>> Start SUPPLIED RECORDS

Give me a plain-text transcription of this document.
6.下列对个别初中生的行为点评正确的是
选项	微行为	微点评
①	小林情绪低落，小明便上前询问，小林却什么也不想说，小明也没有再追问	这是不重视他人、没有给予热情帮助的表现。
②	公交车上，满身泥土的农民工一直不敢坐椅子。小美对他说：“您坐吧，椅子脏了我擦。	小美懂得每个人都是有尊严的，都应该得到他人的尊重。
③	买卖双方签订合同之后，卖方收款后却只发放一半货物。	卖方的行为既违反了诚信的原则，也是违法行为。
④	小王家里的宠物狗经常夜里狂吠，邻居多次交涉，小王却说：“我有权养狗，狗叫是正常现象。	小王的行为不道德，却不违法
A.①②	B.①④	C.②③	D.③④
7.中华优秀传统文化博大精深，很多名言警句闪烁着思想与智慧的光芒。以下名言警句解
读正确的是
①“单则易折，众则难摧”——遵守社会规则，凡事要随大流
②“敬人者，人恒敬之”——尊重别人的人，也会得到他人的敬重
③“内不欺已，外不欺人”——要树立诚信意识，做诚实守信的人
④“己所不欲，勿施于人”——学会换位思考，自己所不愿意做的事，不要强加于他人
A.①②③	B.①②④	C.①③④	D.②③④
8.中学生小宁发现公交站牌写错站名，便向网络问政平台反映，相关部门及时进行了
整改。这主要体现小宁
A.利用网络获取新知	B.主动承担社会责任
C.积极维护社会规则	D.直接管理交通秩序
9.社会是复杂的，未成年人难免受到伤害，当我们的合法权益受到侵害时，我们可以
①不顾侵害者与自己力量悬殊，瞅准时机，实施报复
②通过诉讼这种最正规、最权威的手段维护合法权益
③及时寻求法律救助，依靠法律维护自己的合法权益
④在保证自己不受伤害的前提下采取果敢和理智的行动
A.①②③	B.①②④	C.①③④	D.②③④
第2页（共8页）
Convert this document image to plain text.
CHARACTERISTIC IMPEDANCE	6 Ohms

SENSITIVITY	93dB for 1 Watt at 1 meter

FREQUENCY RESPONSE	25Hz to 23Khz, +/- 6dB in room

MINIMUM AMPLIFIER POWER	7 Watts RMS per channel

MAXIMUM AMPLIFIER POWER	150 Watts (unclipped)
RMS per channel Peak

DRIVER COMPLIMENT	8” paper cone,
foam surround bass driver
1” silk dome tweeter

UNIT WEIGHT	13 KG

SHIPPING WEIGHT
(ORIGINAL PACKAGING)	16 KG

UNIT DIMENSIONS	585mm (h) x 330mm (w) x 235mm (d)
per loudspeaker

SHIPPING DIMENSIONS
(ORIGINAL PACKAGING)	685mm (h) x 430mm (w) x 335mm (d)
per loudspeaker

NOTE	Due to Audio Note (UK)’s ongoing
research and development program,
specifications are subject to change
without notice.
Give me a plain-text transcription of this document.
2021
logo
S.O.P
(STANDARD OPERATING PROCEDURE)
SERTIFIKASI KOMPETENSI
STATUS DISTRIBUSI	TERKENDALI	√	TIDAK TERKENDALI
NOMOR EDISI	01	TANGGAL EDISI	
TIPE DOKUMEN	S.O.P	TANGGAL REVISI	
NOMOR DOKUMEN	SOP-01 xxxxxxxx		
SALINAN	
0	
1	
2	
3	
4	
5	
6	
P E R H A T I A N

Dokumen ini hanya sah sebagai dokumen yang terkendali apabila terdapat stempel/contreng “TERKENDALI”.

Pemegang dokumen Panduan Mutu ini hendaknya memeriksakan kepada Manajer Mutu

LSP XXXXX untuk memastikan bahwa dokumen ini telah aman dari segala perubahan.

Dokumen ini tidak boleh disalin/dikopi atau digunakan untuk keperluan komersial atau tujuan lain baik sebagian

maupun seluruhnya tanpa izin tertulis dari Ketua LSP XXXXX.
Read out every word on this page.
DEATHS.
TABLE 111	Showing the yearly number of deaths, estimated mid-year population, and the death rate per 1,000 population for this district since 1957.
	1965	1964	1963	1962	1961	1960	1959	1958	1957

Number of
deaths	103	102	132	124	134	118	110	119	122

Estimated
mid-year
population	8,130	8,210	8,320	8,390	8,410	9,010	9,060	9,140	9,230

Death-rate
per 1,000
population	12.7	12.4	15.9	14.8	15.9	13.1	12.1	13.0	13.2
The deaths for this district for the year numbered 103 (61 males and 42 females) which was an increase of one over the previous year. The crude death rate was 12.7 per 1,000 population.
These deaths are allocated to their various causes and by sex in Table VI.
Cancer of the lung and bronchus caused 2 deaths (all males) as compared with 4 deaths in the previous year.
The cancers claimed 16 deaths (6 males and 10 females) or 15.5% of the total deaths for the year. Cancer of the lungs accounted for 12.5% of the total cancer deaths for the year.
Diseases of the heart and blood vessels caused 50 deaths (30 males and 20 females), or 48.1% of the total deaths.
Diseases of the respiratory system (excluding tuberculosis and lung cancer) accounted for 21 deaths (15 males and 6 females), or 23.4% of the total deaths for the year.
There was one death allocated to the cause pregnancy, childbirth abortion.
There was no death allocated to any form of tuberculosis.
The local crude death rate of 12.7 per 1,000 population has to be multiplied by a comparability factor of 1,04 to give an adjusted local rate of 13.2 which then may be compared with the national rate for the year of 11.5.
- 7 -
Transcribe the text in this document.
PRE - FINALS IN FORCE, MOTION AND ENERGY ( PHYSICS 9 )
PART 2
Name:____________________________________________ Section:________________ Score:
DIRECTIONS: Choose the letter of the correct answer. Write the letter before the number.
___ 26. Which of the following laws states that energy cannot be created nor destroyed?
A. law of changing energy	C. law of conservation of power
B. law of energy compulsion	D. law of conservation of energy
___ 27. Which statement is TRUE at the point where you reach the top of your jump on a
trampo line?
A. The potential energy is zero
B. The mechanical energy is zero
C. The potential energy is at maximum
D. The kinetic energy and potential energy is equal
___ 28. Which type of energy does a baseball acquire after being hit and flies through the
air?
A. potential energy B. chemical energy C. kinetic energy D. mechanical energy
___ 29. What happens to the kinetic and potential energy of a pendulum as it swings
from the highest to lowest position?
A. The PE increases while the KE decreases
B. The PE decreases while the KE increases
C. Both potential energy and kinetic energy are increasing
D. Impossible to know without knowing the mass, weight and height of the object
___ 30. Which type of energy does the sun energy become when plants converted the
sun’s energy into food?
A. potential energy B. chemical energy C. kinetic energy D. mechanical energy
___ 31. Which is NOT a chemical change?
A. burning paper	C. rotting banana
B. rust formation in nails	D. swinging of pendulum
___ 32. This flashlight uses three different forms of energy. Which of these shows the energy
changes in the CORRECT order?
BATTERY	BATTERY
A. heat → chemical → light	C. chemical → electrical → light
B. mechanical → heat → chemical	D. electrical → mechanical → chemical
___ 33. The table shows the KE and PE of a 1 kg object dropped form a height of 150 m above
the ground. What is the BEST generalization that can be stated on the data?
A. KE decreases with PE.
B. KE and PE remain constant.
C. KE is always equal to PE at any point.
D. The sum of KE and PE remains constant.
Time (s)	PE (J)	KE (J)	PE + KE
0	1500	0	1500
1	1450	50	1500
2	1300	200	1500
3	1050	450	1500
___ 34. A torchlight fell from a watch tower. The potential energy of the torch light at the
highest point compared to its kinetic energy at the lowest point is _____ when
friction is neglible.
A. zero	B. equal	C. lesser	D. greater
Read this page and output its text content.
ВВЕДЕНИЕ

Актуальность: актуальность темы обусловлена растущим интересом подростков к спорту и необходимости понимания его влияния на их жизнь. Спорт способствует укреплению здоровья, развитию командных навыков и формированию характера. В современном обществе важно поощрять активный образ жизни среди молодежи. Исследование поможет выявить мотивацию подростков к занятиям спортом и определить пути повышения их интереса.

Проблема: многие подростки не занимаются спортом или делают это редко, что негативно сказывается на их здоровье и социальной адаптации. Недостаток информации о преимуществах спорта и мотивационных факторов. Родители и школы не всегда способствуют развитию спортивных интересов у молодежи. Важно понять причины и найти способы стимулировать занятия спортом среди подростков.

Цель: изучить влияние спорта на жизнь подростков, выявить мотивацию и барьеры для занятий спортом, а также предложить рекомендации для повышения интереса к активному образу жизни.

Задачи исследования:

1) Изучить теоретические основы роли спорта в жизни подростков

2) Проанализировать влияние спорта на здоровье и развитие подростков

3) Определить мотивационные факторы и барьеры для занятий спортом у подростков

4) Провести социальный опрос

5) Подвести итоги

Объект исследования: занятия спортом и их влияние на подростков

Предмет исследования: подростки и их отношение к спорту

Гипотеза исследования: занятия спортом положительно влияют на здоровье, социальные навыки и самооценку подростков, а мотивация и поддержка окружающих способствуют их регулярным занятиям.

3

>> End SUPPLIED RECORDS

Check each line above for "shows" and return the ones that have it.

CORRECT RESULT:
___ 32. This flashlight uses three different forms of energy. Which of these shows the energy
___ 33. The table shows the KE and PE of a 1 kg object dropped form a height of 150 m above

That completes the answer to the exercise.